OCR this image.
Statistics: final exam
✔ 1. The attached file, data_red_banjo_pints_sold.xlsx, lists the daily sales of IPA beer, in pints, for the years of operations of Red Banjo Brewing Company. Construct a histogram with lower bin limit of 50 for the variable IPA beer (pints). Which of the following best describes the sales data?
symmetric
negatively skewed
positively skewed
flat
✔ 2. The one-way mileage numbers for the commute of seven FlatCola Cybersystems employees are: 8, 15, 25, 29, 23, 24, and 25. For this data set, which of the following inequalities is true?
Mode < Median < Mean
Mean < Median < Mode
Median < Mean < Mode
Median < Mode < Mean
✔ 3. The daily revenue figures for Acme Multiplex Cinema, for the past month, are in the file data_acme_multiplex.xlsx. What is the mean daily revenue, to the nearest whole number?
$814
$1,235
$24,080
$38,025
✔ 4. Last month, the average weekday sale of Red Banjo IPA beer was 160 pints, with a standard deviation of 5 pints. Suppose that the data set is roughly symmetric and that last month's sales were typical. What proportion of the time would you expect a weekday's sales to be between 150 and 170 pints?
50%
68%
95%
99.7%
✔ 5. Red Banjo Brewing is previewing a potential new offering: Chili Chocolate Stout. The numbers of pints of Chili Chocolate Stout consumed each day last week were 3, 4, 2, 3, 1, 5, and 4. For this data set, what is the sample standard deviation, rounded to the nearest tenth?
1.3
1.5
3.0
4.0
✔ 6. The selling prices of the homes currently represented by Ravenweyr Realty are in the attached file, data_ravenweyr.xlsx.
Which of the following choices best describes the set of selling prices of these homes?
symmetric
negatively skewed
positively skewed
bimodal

○ ○ ○ ○ ○ ○ ○

Given instruction:
Collect every line above that contains the word "this".

The result:
OCR this image.
✔ 2. The one-way mileage numbers for the commute of seven FlatCola Cybersystems employees are: 8, 15, 25, 29, 23, 24, and 25. For this data set, which of the following inequalities is true?
✔ 5. Red Banjo Brewing is previewing a potential new offering: Chili Chocolate Stout. The numbers of pints of Chili Chocolate Stout consumed each day last week were 3, 4, 2, 3, 1, 5, and 4. For this data set, what is the sample standard deviation, rounded to the nearest tenth?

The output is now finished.